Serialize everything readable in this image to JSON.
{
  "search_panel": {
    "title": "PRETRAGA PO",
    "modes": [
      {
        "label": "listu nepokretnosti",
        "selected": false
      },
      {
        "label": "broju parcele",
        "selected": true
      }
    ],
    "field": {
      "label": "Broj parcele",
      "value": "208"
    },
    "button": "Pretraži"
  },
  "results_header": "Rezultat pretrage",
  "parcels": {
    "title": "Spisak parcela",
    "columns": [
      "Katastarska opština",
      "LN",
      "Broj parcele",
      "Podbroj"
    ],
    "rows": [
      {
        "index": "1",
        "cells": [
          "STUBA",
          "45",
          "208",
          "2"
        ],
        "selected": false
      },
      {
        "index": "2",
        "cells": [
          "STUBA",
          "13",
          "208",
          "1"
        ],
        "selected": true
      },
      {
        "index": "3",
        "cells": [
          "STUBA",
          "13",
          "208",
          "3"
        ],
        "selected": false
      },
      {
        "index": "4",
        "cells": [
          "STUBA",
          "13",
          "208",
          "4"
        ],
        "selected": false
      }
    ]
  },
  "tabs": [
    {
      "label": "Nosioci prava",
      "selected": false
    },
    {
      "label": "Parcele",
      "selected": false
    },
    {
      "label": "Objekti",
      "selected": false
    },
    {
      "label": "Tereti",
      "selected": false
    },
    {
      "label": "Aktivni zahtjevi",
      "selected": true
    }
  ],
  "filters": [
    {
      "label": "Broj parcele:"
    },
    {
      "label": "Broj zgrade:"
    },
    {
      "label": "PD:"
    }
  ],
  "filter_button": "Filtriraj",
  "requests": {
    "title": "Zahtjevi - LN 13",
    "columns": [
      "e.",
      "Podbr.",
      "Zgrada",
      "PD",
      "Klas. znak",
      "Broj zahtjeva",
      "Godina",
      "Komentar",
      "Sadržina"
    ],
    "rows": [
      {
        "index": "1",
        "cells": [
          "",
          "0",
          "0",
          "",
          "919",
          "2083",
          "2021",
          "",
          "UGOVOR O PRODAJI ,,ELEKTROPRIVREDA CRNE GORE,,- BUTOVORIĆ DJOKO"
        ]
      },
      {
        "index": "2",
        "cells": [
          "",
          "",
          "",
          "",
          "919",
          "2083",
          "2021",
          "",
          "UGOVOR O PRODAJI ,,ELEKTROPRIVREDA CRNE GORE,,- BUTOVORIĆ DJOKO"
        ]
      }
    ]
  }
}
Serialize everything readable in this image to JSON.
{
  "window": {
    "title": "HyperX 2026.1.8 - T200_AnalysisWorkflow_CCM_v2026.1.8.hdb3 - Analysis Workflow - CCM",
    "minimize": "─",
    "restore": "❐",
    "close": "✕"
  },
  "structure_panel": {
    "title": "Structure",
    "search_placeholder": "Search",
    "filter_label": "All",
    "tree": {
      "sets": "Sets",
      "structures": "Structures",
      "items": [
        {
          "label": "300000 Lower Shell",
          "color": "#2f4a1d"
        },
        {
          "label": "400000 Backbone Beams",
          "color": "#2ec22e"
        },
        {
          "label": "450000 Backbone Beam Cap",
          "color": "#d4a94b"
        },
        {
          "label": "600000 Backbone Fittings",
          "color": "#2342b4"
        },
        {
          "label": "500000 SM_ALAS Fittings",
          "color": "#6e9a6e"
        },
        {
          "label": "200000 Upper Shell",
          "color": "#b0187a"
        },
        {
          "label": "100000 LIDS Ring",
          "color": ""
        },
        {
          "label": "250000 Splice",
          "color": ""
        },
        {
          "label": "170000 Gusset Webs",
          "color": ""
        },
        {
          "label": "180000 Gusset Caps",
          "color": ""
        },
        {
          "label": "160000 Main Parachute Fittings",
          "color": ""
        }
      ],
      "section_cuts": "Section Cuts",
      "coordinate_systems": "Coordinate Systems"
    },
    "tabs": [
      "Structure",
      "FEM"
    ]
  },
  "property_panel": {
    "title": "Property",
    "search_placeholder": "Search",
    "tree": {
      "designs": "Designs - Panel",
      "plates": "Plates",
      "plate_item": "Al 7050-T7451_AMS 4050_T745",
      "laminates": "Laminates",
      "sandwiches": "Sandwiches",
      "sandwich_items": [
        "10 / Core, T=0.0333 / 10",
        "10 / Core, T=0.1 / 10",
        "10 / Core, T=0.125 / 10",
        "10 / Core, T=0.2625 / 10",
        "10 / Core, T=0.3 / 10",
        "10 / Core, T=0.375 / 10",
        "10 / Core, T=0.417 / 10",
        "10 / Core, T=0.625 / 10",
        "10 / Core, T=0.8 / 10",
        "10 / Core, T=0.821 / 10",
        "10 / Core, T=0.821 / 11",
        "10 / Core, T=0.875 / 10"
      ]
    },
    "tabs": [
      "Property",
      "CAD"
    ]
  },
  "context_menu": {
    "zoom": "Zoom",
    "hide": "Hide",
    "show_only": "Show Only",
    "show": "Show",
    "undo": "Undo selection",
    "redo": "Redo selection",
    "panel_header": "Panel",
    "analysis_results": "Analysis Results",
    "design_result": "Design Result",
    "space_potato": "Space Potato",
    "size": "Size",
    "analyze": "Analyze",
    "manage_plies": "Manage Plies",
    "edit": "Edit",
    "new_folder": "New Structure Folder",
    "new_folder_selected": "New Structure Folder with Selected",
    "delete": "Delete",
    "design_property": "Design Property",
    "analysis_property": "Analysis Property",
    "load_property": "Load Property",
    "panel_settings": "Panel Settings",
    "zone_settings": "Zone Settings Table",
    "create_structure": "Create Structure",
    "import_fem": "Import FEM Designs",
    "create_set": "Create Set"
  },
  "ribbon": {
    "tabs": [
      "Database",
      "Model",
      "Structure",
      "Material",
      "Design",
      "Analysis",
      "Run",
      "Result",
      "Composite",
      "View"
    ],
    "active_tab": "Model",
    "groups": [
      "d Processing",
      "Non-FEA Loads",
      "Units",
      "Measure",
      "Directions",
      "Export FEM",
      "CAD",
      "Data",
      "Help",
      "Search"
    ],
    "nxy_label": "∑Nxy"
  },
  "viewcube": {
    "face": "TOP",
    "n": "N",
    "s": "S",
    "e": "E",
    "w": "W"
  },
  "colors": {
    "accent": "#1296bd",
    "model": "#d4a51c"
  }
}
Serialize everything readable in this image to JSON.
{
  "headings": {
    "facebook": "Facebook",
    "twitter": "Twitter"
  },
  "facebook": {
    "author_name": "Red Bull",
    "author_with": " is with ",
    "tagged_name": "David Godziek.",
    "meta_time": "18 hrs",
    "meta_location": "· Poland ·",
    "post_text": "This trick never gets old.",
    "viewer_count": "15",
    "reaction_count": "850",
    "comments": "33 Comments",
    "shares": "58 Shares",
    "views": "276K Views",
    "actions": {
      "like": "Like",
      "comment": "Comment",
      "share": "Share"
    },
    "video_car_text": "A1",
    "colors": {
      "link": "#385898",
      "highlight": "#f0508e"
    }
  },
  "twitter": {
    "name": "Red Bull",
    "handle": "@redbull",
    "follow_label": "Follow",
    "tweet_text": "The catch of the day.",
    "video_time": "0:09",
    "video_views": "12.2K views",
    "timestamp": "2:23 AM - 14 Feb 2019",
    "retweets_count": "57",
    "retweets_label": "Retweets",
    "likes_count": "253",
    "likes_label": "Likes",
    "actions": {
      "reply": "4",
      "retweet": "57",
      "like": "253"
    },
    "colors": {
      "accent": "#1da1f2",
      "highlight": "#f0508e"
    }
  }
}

* Task to complete *
Repeat all the entries exactly as given.

* Exercise output *
Serialize everything readable in this image to JSON.
{
  "search_panel": {
    "title": "PRETRAGA PO",
    "modes": [
      {
        "label": "listu nepokretnosti",
        "selected": false
      },
      {
        "label": "broju parcele",
        "selected": true
      }
    ],
    "field": {
      "label": "Broj parcele",
      "value": "208"
    },
    "button": "Pretraži"
  },
  "results_header": "Rezultat pretrage",
  "parcels": {
    "title": "Spisak parcela",
    "columns": [
      "Katastarska opština",
      "LN",
      "Broj parcele",
      "Podbroj"
    ],
    "rows": [
      {
        "index": "1",
        "cells": [
          "STUBA",
          "45",
          "208",
          "2"
        ],
        "selected": false
      },
      {
        "index": "2",
        "cells": [
          "STUBA",
          "13",
          "208",
          "1"
        ],
        "selected": true
      },
      {
        "index": "3",
        "cells": [
          "STUBA",
          "13",
          "208",
          "3"
        ],
        "selected": false
      },
      {
        "index": "4",
        "cells": [
          "STUBA",
          "13",
          "208",
          "4"
        ],
        "selected": false
      }
    ]
  },
  "tabs": [
    {
      "label": "Nosioci prava",
      "selected": false
    },
    {
      "label": "Parcele",
      "selected": false
    },
    {
      "label": "Objekti",
      "selected": false
    },
    {
      "label": "Tereti",
      "selected": false
    },
    {
      "label": "Aktivni zahtjevi",
      "selected": true
    }
  ],
  "filters": [
    {
      "label": "Broj parcele:"
    },
    {
      "label": "Broj zgrade:"
    },
    {
      "label": "PD:"
    }
  ],
  "filter_button": "Filtriraj",
  "requests": {
    "title": "Zahtjevi - LN 13",
    "columns": [
      "e.",
      "Podbr.",
      "Zgrada",
      "PD",
      "Klas. znak",
      "Broj zahtjeva",
      "Godina",
      "Komentar",
      "Sadržina"
    ],
    "rows": [
      {
        "index": "1",
        "cells": [
          "",
          "0",
          "0",
          "",
          "919",
          "2083",
          "2021",
          "",
          "UGOVOR O PRODAJI ,,ELEKTROPRIVREDA CRNE GORE,,- BUTOVORIĆ DJOKO"
        ]
      },
      {
        "index": "2",
        "cells": [
          "",
          "",
          "",
          "",
          "919",
          "2083",
          "2021",
          "",
          "UGOVOR O PRODAJI ,,ELEKTROPRIVREDA CRNE GORE,,- BUTOVORIĆ DJOKO"
        ]
      }
    ]
  }
}
Serialize everything readable in this image to JSON.
{
  "window": {
    "title": "HyperX 2026.1.8 - T200_AnalysisWorkflow_CCM_v2026.1.8.hdb3 - Analysis Workflow - CCM",
    "minimize": "─",
    "restore": "❐",
    "close": "✕"
  },
  "structure_panel": {
    "title": "Structure",
    "search_placeholder": "Search",
    "filter_label": "All",
    "tree": {
      "sets": "Sets",
      "structures": "Structures",
      "items": [
        {
          "label": "300000 Lower Shell",
          "color": "#2f4a1d"
        },
        {
          "label": "400000 Backbone Beams",
          "color": "#2ec22e"
        },
        {
          "label": "450000 Backbone Beam Cap",
          "color": "#d4a94b"
        },
        {
          "label": "600000 Backbone Fittings",
          "color": "#2342b4"
        },
        {
          "label": "500000 SM_ALAS Fittings",
          "color": "#6e9a6e"
        },
        {
          "label": "200000 Upper Shell",
          "color": "#b0187a"
        },
        {
          "label": "100000 LIDS Ring",
          "color": ""
        },
        {
          "label": "250000 Splice",
          "color": ""
        },
        {
          "label": "170000 Gusset Webs",
          "color": ""
        },
        {
          "label": "180000 Gusset Caps",
          "color": ""
        },
        {
          "label": "160000 Main Parachute Fittings",
          "color": ""
        }
      ],
      "section_cuts": "Section Cuts",
      "coordinate_systems": "Coordinate Systems"
    },
    "tabs": [
      "Structure",
      "FEM"
    ]
  },
  "property_panel": {
    "title": "Property",
    "search_placeholder": "Search",
    "tree": {
      "designs": "Designs - Panel",
      "plates": "Plates",
      "plate_item": "Al 7050-T7451_AMS 4050_T745",
      "laminates": "Laminates",
      "sandwiches": "Sandwiches",
      "sandwich_items": [
        "10 / Core, T=0.0333 / 10",
        "10 / Core, T=0.1 / 10",
        "10 / Core, T=0.125 / 10",
        "10 / Core, T=0.2625 / 10",
        "10 / Core, T=0.3 / 10",
        "10 / Core, T=0.375 / 10",
        "10 / Core, T=0.417 / 10",
        "10 / Core, T=0.625 / 10",
        "10 / Core, T=0.8 / 10",
        "10 / Core, T=0.821 / 10",
        "10 / Core, T=0.821 / 11",
        "10 / Core, T=0.875 / 10"
      ]
    },
    "tabs": [
      "Property",
      "CAD"
    ]
  },
  "context_menu": {
    "zoom": "Zoom",
    "hide": "Hide",
    "show_only": "Show Only",
    "show": "Show",
    "undo": "Undo selection",
    "redo": "Redo selection",
    "panel_header": "Panel",
    "analysis_results": "Analysis Results",
    "design_result": "Design Result",
    "space_potato": "Space Potato",
    "size": "Size",
    "analyze": "Analyze",
    "manage_plies": "Manage Plies",
    "edit": "Edit",
    "new_folder": "New Structure Folder",
    "new_folder_selected": "New Structure Folder with Selected",
    "delete": "Delete",
    "design_property": "Design Property",
    "analysis_property": "Analysis Property",
    "load_property": "Load Property",
    "panel_settings": "Panel Settings",
    "zone_settings": "Zone Settings Table",
    "create_structure": "Create Structure",
    "import_fem": "Import FEM Designs",
    "create_set": "Create Set"
  },
  "ribbon": {
    "tabs": [
      "Database",
      "Model",
      "Structure",
      "Material",
      "Design",
      "Analysis",
      "Run",
      "Result",
      "Composite",
      "View"
    ],
    "active_tab": "Model",
    "groups": [
      "d Processing",
      "Non-FEA Loads",
      "Units",
      "Measure",
      "Directions",
      "Export FEM",
      "CAD",
      "Data",
      "Help",
      "Search"
    ],
    "nxy_label": "∑Nxy"
  },
  "viewcube": {
    "face": "TOP",
    "n": "N",
    "s": "S",
    "e": "E",
    "w": "W"
  },
  "colors": {
    "accent": "#1296bd",
    "model": "#d4a51c"
  }
}
Serialize everything readable in this image to JSON.
{
  "headings": {
    "facebook": "Facebook",
    "twitter": "Twitter"
  },
  "facebook": {
    "author_name": "Red Bull",
    "author_with": " is with ",
    "tagged_name": "David Godziek.",
    "meta_time": "18 hrs",
    "meta_location": "· Poland ·",
    "post_text": "This trick never gets old.",
    "viewer_count": "15",
    "reaction_count": "850",
    "comments": "33 Comments",
    "shares": "58 Shares",
    "views": "276K Views",
    "actions": {
      "like": "Like",
      "comment": "Comment",
      "share": "Share"
    },
    "video_car_text": "A1",
    "colors": {
      "link": "#385898",
      "highlight": "#f0508e"
    }
  },
  "twitter": {
    "name": "Red Bull",
    "handle": "@redbull",
    "follow_label": "Follow",
    "tweet_text": "The catch of the day.",
    "video_time": "0:09",
    "video_views": "12.2K views",
    "timestamp": "2:23 AM - 14 Feb 2019",
    "retweets_count": "57",
    "retweets_label": "Retweets",
    "likes_count": "253",
    "likes_label": "Likes",
    "actions": {
      "reply": "4",
      "retweet": "57",
      "like": "253"
    },
    "colors": {
      "accent": "#1da1f2",
      "highlight": "#f0508e"
    }
  }
}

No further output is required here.